Text
+ + +

Is alternative digital training more than just a good alternative?

Nadina Osmani, August 14, 2017 2 min read

This article was originally posted on the Tech North website.

There are still plenty of young people who think the path to a good career is school, university and then straight into industry.

However, there are now more and more examples of universities not meeting the needs of both jobseekers, and the rapidly evolving digital industries that grads should be preparing for.

And even beyond the young, plenty of other people out there feel stuck in their current profession, worried it may be too late for them to move onto something new.

So is that ‘traditional’ pathway really the only route? Can you really swerve once you’ve picked your path?

The 16 participants in our first Upskill accelerator for digital skills providers say ‘yes.’

They all provide specialist digital training, often based on the founders’ own industry experience of struggling to find the right people, aiming to equip trainees with the skills they need to walk right into jobs.

Why go into ‘alternative’ training?

Fast route to a specific job

It’s often suggested that what you learn at university will be out of date before you finish. And, to be fair, our higher education institutions are already responding to students’ demands to get something truly tangible from their courses.

But that issue is one reason why coding bootcamps have recently become such a credible alternative. Many of our Upskill cohort offer short, scheduled programmes promising the latest content relevant to your field, many with a job directly lined up for you afterwards.

Manchester’s Juice Academy, for example, hosts taster days where potential candidates meet with recruitment partners, like Social Chain and Lad Bible.

Real-world content

Several of our training providers came out of existing digital companies whose founders had noticed they weren’t the only ones struggling to hire people, so they set about solving the problem for their industry.

Liverpool’s Agent Academy, for example, came from inside the Baltic Triangle-based digital agency Agent Marketing, and its cohorts take on live briefs to get them ready for the real world. Agent says that 95 percent of its graduates have gone on to secure full-time industry employment, outstripping the results seen across all of our universities.

+ + +

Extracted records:
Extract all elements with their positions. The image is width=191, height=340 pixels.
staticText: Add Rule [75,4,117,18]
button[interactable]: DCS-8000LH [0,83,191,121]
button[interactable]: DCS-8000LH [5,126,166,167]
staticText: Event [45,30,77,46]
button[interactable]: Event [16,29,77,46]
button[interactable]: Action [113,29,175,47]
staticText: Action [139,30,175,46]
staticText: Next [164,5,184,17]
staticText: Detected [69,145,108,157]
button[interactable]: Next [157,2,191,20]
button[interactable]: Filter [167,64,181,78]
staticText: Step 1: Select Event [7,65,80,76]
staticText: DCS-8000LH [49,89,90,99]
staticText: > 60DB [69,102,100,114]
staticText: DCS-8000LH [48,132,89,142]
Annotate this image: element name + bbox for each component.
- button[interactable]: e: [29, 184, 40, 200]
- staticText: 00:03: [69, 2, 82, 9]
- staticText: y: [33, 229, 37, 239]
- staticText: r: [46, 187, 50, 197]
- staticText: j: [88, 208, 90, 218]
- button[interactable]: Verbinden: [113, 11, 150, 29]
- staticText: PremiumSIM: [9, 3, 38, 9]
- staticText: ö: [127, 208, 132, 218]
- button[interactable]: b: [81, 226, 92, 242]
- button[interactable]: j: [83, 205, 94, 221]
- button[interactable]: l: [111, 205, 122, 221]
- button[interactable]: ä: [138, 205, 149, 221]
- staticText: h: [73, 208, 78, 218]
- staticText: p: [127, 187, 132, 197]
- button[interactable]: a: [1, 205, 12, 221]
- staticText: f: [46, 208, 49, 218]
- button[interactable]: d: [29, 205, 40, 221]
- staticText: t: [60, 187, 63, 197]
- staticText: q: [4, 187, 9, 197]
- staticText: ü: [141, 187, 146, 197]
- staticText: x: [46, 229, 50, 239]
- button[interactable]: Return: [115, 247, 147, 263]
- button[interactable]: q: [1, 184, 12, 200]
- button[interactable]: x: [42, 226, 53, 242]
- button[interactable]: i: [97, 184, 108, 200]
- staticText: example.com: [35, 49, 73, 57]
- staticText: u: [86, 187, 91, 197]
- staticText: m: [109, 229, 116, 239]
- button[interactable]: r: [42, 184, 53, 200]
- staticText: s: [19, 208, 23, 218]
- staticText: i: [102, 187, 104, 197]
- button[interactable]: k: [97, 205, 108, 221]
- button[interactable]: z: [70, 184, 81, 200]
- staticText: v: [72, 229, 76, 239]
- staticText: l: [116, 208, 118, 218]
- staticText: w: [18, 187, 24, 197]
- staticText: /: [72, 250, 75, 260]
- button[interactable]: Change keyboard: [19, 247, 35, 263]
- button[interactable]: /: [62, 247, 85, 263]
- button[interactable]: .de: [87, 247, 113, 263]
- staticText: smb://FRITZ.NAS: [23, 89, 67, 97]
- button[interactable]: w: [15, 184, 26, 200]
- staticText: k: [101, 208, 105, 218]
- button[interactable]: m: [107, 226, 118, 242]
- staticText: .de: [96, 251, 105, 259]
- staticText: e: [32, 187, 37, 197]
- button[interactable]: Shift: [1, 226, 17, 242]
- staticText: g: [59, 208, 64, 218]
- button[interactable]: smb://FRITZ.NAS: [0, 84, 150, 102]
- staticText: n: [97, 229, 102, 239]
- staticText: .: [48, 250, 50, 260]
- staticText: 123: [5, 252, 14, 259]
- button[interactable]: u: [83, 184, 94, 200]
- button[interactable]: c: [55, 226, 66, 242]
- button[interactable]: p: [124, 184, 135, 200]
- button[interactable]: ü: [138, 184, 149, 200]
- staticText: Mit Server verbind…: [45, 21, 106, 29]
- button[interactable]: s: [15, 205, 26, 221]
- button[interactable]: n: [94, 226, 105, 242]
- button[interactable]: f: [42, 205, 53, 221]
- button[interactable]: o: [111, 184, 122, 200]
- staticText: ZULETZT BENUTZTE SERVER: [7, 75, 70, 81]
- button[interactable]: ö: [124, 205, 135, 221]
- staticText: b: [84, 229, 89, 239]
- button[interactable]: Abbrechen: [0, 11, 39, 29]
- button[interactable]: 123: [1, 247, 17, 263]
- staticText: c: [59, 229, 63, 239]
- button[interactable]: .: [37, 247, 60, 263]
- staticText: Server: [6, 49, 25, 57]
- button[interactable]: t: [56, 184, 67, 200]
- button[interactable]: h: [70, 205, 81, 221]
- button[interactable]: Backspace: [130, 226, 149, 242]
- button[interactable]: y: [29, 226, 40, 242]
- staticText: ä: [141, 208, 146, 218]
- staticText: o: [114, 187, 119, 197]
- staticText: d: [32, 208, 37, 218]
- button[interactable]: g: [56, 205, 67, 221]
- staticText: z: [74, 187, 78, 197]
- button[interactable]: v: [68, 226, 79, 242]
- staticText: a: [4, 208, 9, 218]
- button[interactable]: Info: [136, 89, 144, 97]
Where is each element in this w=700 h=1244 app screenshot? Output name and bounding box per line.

+ + +

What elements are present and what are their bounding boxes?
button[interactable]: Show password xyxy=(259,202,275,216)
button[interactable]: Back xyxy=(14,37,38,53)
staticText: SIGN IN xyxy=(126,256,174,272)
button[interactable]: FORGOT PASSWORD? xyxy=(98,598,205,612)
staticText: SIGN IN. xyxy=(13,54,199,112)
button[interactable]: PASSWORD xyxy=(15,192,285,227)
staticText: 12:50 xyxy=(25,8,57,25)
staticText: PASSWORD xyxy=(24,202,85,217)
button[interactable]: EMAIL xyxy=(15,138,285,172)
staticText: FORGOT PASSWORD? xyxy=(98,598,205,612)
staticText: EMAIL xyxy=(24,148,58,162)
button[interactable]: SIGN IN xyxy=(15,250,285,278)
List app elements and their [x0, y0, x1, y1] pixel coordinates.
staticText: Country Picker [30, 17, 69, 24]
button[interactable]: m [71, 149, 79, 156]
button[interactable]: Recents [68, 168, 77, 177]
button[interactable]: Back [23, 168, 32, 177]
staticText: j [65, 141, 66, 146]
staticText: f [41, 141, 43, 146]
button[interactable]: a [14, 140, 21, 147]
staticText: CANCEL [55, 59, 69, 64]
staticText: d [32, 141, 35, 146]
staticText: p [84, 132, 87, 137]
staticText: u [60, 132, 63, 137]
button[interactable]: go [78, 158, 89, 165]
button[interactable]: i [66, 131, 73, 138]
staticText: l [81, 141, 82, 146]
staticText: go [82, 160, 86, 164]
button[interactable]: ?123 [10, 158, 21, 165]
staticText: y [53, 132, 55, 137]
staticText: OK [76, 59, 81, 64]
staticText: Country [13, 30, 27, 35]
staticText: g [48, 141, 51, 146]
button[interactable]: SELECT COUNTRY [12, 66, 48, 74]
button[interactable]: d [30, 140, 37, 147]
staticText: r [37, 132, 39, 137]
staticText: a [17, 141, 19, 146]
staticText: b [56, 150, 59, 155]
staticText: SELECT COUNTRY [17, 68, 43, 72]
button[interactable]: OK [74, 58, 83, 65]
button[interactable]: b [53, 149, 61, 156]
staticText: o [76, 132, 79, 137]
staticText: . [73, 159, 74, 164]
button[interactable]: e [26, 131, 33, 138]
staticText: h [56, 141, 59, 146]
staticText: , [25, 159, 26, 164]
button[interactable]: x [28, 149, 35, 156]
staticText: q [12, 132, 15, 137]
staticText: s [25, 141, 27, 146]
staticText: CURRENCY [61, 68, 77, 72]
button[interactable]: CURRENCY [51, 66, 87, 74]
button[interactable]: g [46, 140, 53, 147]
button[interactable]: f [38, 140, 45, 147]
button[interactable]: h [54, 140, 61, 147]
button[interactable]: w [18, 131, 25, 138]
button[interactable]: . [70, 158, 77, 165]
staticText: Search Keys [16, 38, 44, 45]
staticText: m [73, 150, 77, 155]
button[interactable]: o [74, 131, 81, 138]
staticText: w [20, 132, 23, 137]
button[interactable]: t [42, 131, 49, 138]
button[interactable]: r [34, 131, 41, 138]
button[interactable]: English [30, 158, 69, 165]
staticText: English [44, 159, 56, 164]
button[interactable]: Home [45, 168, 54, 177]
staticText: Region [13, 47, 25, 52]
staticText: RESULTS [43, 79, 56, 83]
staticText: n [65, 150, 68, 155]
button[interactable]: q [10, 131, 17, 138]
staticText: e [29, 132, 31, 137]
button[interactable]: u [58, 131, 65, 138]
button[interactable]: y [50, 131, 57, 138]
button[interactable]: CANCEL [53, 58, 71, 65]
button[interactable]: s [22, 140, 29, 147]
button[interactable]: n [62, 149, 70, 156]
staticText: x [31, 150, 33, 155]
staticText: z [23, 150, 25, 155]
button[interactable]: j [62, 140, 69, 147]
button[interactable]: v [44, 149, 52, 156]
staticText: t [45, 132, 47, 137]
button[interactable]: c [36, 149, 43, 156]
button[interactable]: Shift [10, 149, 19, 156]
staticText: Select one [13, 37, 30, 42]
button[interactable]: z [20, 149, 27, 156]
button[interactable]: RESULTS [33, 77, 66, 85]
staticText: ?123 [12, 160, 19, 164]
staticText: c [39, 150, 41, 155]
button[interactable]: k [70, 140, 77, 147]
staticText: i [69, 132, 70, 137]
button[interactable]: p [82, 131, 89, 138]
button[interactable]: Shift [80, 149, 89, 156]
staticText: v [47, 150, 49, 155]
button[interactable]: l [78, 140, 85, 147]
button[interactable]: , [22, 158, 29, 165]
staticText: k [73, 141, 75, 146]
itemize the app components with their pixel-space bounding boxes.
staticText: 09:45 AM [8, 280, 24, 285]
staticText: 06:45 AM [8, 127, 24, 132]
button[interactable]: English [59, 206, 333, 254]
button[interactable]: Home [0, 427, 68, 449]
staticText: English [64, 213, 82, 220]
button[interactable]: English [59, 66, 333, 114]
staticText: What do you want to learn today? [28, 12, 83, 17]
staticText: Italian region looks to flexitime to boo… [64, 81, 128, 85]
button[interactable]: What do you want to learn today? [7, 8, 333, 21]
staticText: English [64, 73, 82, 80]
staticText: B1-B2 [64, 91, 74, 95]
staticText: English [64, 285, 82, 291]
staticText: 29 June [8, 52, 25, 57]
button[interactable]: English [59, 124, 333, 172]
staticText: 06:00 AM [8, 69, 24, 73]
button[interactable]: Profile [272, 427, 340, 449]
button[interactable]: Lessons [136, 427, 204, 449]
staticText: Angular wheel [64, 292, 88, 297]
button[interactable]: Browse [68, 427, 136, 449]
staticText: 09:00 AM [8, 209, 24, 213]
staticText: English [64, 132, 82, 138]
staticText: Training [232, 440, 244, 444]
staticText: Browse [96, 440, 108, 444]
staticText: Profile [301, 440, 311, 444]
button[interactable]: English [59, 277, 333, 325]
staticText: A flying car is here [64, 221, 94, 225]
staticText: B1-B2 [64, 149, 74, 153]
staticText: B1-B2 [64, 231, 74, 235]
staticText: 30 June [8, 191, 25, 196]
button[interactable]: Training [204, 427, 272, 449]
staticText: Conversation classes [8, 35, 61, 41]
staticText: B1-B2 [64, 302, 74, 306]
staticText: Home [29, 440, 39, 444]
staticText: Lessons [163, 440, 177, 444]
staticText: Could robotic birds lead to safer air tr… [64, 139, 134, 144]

+ + +

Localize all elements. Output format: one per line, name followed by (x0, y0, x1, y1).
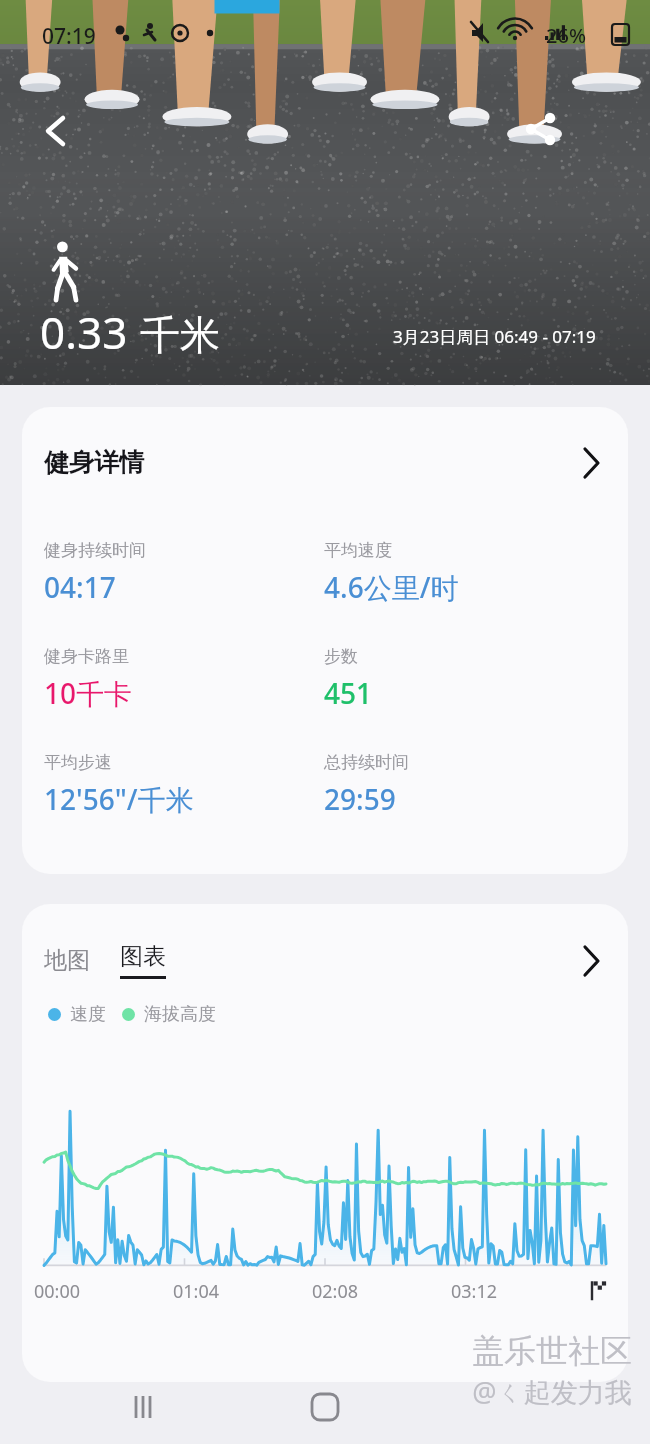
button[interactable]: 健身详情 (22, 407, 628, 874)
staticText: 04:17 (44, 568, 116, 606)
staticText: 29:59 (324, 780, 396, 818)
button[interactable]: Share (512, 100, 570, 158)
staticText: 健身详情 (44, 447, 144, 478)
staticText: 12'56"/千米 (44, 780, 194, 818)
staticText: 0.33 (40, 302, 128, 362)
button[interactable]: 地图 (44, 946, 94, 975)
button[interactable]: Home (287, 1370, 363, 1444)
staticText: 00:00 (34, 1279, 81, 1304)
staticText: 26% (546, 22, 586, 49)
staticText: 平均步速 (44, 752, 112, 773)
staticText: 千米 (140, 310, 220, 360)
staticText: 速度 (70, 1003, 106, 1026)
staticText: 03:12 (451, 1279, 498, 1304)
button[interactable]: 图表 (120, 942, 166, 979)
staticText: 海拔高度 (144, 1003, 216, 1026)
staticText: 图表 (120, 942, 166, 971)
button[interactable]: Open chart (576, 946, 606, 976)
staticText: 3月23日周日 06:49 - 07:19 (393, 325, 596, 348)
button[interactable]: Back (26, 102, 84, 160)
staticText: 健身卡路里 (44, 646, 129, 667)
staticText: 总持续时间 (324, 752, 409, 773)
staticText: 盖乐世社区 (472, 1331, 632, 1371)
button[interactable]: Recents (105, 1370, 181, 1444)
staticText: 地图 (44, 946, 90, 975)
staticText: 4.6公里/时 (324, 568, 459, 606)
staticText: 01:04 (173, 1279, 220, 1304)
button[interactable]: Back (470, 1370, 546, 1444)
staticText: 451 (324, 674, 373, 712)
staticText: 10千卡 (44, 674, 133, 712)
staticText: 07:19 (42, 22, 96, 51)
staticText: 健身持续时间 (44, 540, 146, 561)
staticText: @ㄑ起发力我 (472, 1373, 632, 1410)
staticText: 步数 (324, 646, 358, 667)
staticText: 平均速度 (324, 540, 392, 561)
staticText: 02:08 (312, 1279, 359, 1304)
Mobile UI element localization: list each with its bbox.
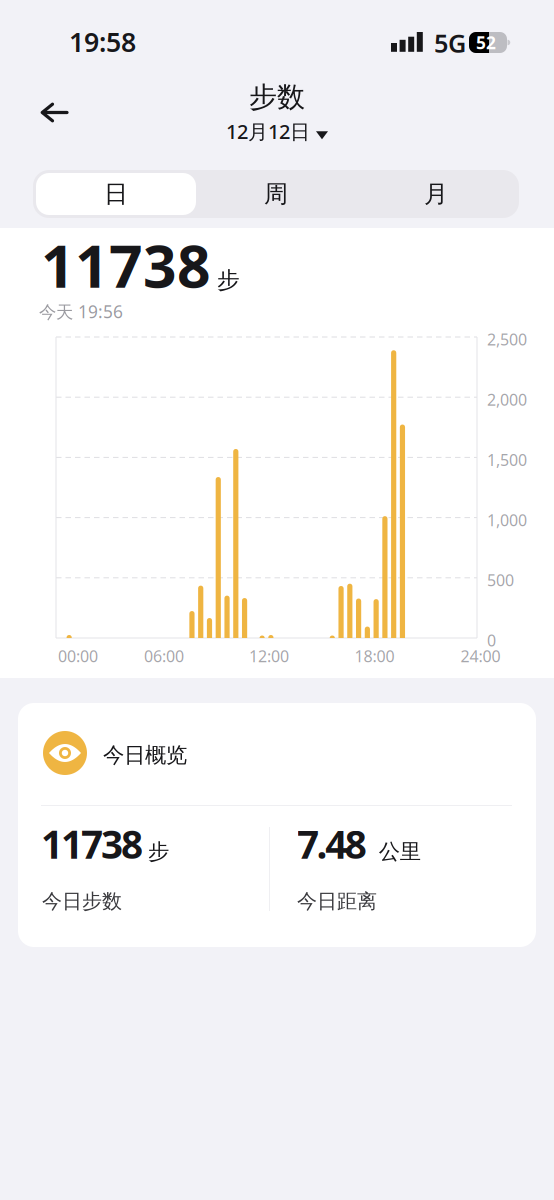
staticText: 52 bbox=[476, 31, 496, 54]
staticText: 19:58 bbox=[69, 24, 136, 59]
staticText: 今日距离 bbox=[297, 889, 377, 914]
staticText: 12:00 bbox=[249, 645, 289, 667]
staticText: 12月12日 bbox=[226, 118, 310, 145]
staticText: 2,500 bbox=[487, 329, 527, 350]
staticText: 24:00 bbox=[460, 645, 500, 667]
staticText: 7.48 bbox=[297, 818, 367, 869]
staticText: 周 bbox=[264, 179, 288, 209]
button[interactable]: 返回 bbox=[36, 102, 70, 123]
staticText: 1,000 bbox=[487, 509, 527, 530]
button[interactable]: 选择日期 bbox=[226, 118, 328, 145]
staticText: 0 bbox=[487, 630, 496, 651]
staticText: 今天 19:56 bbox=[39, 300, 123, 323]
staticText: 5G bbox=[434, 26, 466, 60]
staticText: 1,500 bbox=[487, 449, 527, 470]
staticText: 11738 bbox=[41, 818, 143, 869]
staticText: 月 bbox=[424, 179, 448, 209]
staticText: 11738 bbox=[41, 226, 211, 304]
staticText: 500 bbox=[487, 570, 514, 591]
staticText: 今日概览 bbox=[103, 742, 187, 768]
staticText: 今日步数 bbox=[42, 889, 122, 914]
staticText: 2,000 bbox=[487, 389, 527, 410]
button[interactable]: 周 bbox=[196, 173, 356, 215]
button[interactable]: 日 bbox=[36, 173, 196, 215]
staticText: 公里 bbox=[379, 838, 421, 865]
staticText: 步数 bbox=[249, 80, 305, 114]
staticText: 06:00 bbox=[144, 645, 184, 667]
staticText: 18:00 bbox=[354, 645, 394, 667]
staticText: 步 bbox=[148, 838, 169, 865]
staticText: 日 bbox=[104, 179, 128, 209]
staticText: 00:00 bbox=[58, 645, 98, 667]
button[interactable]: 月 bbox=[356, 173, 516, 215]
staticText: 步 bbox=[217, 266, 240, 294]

+ + +

Exercise goal
Update the article from "There are still" to "right into jobs." and give that part again with "participants" replaced by "members". Work only from the article.

Output below
There are still plenty of young people who think the path to a good career is school, university and then straight into industry.

However, there are now more and more examples of universities not meeting the needs of both jobseekers, and the rapidly evolving digital industries that grads should be preparing for.

And even beyond the young, plenty of other people out there feel stuck in their current profession, worried it may be too late for them to move onto something new.

So is that ‘traditional’ pathway really the only route? Can you really swerve once you’ve picked your path?

The 16 members in our first Upskill accelerator for digital skills providers say ‘yes.’

They all provide specialist digital training, often based on the founders’ own industry experience of struggling to find the right people, aiming to equip trainees with the skills they need to walk right into jobs.